■ What is asked ■
Copy the records below exactly, leaving out any pictures.

== Data shown

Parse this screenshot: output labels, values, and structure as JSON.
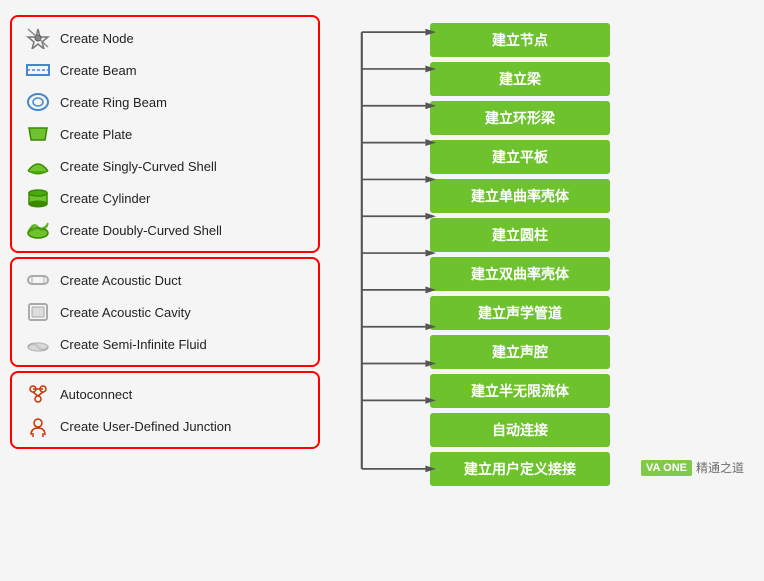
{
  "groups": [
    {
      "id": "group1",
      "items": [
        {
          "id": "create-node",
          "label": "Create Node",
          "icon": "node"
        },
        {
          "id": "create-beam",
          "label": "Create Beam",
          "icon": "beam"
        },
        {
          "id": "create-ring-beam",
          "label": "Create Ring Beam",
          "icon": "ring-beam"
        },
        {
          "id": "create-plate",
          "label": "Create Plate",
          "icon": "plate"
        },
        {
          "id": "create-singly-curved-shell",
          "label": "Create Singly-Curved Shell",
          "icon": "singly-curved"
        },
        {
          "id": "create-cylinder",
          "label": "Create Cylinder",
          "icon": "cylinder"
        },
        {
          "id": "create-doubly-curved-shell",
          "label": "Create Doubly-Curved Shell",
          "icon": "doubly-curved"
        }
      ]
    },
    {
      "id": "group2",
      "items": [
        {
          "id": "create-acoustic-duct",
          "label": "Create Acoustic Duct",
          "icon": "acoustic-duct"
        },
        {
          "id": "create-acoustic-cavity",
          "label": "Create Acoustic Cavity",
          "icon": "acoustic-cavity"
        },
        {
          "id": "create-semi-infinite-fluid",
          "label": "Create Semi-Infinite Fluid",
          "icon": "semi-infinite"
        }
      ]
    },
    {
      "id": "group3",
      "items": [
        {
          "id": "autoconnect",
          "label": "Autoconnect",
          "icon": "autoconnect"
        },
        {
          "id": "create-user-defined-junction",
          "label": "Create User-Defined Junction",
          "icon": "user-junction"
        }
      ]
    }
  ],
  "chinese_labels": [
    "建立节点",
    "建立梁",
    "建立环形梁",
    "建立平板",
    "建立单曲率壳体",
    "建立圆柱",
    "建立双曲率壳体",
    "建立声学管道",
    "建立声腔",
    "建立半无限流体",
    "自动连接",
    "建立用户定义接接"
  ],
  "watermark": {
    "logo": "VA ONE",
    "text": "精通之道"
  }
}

====

■ Finished exercise ■
Parse this screenshot: output labels, values, and structure as JSON.
{
  "groups": [
    {
      "id": "group1",
      "items": [
        {
          "id": "create-node",
          "label": "Create Node",
          "icon": "node"
        },
        {
          "id": "create-beam",
          "label": "Create Beam",
          "icon": "beam"
        },
        {
          "id": "create-ring-beam",
          "label": "Create Ring Beam",
          "icon": "ring-beam"
        },
        {
          "id": "create-plate",
          "label": "Create Plate",
          "icon": "plate"
        },
        {
          "id": "create-singly-curved-shell",
          "label": "Create Singly-Curved Shell",
          "icon": "singly-curved"
        },
        {
          "id": "create-cylinder",
          "label": "Create Cylinder",
          "icon": "cylinder"
        },
        {
          "id": "create-doubly-curved-shell",
          "label": "Create Doubly-Curved Shell",
          "icon": "doubly-curved"
        }
      ]
    },
    {
      "id": "group2",
      "items": [
        {
          "id": "create-acoustic-duct",
          "label": "Create Acoustic Duct",
          "icon": "acoustic-duct"
        },
        {
          "id": "create-acoustic-cavity",
          "label": "Create Acoustic Cavity",
          "icon": "acoustic-cavity"
        },
        {
          "id": "create-semi-infinite-fluid",
          "label": "Create Semi-Infinite Fluid",
          "icon": "semi-infinite"
        }
      ]
    },
    {
      "id": "group3",
      "items": [
        {
          "id": "autoconnect",
          "label": "Autoconnect",
          "icon": "autoconnect"
        },
        {
          "id": "create-user-defined-junction",
          "label": "Create User-Defined Junction",
          "icon": "user-junction"
        }
      ]
    }
  ],
  "chinese_labels": [
    "建立节点",
    "建立梁",
    "建立环形梁",
    "建立平板",
    "建立单曲率壳体",
    "建立圆柱",
    "建立双曲率壳体",
    "建立声学管道",
    "建立声腔",
    "建立半无限流体",
    "自动连接",
    "建立用户定义接接"
  ],
  "watermark": {
    "logo": "VA ONE",
    "text": "精通之道"
  }
}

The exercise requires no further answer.